• [REQUIREMENT]
All entries must be extracted exactly, with nothing added or dropped.

• [PROVIDED MATERIAL]
══════════

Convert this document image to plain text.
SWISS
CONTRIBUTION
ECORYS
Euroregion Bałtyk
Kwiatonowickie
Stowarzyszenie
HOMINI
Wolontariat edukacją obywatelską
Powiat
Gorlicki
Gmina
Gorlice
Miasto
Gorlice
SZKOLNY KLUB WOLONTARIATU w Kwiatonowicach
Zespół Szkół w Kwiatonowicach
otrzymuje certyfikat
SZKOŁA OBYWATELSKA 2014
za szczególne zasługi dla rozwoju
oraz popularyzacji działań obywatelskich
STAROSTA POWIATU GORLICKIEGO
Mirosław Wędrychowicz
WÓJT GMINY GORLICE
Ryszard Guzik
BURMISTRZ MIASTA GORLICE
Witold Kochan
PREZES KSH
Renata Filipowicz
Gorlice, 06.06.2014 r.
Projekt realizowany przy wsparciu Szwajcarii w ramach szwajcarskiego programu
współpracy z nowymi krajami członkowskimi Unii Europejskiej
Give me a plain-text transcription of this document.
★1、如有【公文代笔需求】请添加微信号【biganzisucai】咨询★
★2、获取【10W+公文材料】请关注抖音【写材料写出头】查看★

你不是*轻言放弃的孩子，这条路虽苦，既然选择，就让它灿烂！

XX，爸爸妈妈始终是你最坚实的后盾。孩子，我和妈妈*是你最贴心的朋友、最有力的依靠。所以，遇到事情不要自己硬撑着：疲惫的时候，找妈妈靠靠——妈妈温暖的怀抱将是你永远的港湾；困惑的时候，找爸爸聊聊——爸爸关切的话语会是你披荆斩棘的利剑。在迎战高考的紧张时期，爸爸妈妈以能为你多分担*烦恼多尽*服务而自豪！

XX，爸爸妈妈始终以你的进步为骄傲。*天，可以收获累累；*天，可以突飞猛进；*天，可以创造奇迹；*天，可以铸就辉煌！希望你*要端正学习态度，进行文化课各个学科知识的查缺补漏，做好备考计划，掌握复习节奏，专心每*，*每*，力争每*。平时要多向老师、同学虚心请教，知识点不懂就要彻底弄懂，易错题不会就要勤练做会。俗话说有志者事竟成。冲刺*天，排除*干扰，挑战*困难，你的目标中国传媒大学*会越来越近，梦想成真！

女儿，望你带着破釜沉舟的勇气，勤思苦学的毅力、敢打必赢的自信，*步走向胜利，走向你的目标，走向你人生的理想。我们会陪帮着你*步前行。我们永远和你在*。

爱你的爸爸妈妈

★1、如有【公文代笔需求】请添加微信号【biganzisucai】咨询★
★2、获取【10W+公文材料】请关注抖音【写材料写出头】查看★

══════════

• [OUTPUT]
Convert this document image to plain text.
SWISS
CONTRIBUTION
ECORYS
Euroregion Bałtyk
Kwiatonowickie
Stowarzyszenie
HOMINI
Wolontariat edukacją obywatelską
Powiat
Gorlicki
Gmina
Gorlice
Miasto
Gorlice
SZKOLNY KLUB WOLONTARIATU w Kwiatonowicach
Zespół Szkół w Kwiatonowicach
otrzymuje certyfikat
SZKOŁA OBYWATELSKA 2014
za szczególne zasługi dla rozwoju
oraz popularyzacji działań obywatelskich
STAROSTA POWIATU GORLICKIEGO
Mirosław Wędrychowicz
WÓJT GMINY GORLICE
Ryszard Guzik
BURMISTRZ MIASTA GORLICE
Witold Kochan
PREZES KSH
Renata Filipowicz
Gorlice, 06.06.2014 r.
Projekt realizowany przy wsparciu Szwajcarii w ramach szwajcarskiego programu
współpracy z nowymi krajami członkowskimi Unii Europejskiej
Give me a plain-text transcription of this document.
★1、如有【公文代笔需求】请添加微信号【biganzisucai】咨询★
★2、获取【10W+公文材料】请关注抖音【写材料写出头】查看★

你不是*轻言放弃的孩子，这条路虽苦，既然选择，就让它灿烂！

XX，爸爸妈妈始终是你最坚实的后盾。孩子，我和妈妈*是你最贴心的朋友、最有力的依靠。所以，遇到事情不要自己硬撑着：疲惫的时候，找妈妈靠靠——妈妈温暖的怀抱将是你永远的港湾；困惑的时候，找爸爸聊聊——爸爸关切的话语会是你披荆斩棘的利剑。在迎战高考的紧张时期，爸爸妈妈以能为你多分担*烦恼多尽*服务而自豪！

XX，爸爸妈妈始终以你的进步为骄傲。*天，可以收获累累；*天，可以突飞猛进；*天，可以创造奇迹；*天，可以铸就辉煌！希望你*要端正学习态度，进行文化课各个学科知识的查缺补漏，做好备考计划，掌握复习节奏，专心每*，*每*，力争每*。平时要多向老师、同学虚心请教，知识点不懂就要彻底弄懂，易错题不会就要勤练做会。俗话说有志者事竟成。冲刺*天，排除*干扰，挑战*困难，你的目标中国传媒大学*会越来越近，梦想成真！

女儿，望你带着破釜沉舟的勇气，勤思苦学的毅力、敢打必赢的自信，*步走向胜利，走向你的目标，走向你人生的理想。我们会陪帮着你*步前行。我们永远和你在*。

爱你的爸爸妈妈

★1、如有【公文代笔需求】请添加微信号【biganzisucai】咨询★
★2、获取【10W+公文材料】请关注抖音【写材料写出头】查看★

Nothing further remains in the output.